[Stored records]
[start]

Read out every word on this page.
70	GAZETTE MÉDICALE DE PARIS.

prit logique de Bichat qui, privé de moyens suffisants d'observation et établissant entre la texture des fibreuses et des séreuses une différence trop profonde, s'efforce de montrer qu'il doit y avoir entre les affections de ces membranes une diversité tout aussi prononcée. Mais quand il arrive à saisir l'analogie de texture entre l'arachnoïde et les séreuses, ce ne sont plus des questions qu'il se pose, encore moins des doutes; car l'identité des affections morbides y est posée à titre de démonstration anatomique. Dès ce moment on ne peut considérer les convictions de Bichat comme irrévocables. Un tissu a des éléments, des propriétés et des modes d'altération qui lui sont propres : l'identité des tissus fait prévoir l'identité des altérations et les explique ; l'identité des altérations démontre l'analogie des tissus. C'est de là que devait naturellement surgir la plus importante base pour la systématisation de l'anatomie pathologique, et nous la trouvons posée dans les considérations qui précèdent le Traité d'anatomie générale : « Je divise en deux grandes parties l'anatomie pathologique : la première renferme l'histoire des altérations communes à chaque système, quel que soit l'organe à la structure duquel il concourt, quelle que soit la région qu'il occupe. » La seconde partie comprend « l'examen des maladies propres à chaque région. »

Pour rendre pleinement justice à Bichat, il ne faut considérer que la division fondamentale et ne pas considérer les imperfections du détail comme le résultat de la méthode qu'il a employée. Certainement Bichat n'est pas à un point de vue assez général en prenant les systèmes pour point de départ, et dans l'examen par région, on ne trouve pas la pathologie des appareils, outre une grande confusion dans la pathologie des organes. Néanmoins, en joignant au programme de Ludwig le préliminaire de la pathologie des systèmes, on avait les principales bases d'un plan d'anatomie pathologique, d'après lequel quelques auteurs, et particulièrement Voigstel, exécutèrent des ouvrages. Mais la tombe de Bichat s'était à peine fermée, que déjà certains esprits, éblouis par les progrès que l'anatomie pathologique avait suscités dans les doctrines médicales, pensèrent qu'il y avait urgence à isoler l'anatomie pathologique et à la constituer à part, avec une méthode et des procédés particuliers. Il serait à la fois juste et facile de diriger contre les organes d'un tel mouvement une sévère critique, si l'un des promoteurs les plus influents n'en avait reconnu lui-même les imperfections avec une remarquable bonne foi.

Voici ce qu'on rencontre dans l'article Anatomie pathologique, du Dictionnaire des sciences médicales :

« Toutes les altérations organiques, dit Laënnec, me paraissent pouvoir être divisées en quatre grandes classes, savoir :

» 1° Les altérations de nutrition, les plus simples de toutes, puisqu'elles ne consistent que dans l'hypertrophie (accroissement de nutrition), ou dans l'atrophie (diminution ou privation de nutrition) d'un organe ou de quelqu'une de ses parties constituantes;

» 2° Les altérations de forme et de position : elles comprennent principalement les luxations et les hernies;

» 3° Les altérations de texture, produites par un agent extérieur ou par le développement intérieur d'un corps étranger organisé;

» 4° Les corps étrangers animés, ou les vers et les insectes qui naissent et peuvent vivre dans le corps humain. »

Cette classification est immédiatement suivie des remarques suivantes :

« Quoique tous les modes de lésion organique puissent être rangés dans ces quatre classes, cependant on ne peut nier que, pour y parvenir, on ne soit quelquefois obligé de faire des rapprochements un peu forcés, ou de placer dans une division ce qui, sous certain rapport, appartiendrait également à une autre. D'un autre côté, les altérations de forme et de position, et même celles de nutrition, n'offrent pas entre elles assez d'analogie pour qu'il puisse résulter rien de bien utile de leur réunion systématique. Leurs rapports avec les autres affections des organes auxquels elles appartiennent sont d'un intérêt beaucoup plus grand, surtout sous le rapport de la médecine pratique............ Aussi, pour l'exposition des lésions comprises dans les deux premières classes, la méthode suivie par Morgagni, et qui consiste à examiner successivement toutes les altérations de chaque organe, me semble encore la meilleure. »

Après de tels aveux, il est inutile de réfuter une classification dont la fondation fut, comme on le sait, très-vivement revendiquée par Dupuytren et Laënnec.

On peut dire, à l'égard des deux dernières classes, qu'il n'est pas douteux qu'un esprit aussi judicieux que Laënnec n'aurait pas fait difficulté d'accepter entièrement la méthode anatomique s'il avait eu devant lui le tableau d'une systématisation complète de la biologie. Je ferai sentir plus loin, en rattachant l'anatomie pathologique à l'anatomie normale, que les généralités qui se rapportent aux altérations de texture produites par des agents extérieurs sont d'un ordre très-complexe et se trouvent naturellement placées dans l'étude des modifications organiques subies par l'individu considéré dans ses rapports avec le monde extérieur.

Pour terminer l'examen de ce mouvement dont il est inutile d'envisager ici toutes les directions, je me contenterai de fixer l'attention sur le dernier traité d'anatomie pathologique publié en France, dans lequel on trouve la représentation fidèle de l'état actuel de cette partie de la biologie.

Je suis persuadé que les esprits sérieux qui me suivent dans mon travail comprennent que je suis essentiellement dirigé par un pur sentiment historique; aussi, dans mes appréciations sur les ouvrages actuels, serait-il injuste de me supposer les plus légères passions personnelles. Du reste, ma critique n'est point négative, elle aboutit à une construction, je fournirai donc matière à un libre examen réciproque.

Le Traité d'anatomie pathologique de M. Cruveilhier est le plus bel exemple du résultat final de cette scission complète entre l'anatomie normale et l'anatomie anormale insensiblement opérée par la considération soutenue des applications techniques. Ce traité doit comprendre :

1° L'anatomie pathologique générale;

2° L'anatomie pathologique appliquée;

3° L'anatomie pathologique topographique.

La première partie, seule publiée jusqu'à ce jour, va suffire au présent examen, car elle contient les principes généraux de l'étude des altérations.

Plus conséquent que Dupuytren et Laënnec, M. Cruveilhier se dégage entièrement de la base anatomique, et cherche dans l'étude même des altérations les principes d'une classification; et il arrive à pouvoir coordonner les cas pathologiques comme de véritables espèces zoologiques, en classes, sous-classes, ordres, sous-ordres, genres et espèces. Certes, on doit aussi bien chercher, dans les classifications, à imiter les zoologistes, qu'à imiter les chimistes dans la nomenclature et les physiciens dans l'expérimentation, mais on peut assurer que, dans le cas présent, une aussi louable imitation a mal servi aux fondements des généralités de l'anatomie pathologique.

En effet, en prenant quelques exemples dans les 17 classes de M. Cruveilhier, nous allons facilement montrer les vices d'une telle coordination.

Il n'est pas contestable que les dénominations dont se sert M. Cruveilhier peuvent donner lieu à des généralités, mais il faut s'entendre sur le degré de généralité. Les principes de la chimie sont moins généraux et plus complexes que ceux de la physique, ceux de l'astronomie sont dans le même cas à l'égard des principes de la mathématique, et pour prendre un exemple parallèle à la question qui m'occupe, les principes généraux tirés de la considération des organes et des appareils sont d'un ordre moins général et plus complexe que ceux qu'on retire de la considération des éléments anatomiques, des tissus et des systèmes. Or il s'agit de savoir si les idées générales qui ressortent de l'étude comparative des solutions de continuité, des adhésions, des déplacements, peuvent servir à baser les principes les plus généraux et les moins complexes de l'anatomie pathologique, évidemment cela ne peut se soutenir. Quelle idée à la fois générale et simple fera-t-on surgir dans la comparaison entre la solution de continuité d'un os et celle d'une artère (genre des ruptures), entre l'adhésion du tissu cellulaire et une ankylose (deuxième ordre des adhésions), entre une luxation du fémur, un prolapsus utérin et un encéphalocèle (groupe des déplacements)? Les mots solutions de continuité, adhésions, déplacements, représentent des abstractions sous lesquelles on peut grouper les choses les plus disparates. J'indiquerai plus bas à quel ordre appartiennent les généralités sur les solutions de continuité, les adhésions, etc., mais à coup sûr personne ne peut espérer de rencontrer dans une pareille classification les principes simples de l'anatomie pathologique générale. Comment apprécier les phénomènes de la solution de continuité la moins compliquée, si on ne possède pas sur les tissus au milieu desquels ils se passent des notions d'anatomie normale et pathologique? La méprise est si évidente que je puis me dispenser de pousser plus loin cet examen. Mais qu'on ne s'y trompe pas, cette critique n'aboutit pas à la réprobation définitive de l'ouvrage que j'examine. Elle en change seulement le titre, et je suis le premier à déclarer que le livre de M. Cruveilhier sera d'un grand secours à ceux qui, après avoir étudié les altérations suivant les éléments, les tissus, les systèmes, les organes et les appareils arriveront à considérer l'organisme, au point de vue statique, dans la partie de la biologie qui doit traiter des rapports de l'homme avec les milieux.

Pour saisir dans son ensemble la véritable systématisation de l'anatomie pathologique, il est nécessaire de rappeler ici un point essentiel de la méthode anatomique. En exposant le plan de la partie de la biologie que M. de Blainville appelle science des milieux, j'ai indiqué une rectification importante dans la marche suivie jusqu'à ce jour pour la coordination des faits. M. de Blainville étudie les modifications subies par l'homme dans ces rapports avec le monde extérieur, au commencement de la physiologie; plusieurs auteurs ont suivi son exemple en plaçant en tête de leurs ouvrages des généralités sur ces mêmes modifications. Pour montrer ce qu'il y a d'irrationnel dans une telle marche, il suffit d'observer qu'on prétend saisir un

[end]

__Exercise objective__: Identify lines with the string "corps". Copy each one.

__Reply to the task__:
» 3° Les altérations de texture, produites par un agent extérieur ou par le développement intérieur d'un corps étranger organisé;
» 4° Les corps étrangers animés, ou les vers et les insectes qui naissent et peuvent vivre dans le corps humain. »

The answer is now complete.